- _DIRECTIVE_: Without including the pictures, copy out every line below.
^^^^
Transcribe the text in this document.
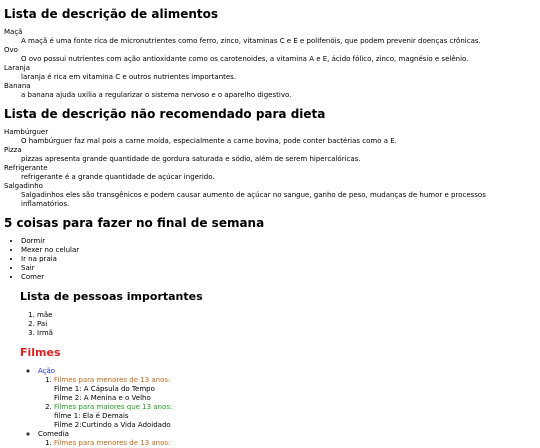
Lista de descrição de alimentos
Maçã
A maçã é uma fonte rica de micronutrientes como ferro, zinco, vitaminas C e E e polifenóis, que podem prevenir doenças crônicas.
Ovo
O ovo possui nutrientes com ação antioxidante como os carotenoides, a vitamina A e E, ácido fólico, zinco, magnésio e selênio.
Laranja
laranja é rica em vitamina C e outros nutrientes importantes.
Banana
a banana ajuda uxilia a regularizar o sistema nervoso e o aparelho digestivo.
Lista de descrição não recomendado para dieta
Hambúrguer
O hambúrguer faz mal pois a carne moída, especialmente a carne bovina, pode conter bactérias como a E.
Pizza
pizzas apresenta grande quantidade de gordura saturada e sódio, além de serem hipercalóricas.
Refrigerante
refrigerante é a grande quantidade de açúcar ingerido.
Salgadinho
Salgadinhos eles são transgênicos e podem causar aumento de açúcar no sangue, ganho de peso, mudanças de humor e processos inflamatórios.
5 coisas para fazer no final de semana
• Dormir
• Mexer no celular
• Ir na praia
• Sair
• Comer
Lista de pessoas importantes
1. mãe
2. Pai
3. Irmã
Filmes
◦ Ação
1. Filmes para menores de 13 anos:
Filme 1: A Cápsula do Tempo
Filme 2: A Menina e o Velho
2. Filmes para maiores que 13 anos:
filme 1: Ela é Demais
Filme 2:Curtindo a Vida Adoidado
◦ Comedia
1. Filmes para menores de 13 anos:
^^^^
- _TASK OUTPUT_:
Transcribe the text in this document.
Lista de descrição de alimentos
Maçã
A maçã é uma fonte rica de micronutrientes como ferro, zinco, vitaminas C e E e polifenóis, que podem prevenir doenças crônicas.
Ovo
O ovo possui nutrientes com ação antioxidante como os carotenoides, a vitamina A e E, ácido fólico, zinco, magnésio e selênio.
Laranja
laranja é rica em vitamina C e outros nutrientes importantes.
Banana
a banana ajuda uxilia a regularizar o sistema nervoso e o aparelho digestivo.
Lista de descrição não recomendado para dieta
Hambúrguer
O hambúrguer faz mal pois a carne moída, especialmente a carne bovina, pode conter bactérias como a E.
Pizza
pizzas apresenta grande quantidade de gordura saturada e sódio, além de serem hipercalóricas.
Refrigerante
refrigerante é a grande quantidade de açúcar ingerido.
Salgadinho
Salgadinhos eles são transgênicos e podem causar aumento de açúcar no sangue, ganho de peso, mudanças de humor e processos inflamatórios.
5 coisas para fazer no final de semana
• Dormir
• Mexer no celular
• Ir na praia
• Sair
• Comer
Lista de pessoas importantes
1. mãe
2. Pai
3. Irmã
Filmes
◦ Ação
1. Filmes para menores de 13 anos:
Filme 1: A Cápsula do Tempo
Filme 2: A Menina e o Velho
2. Filmes para maiores que 13 anos:
filme 1: Ela é Demais
Filme 2:Curtindo a Vida Adoidado
◦ Comedia
1. Filmes para menores de 13 anos:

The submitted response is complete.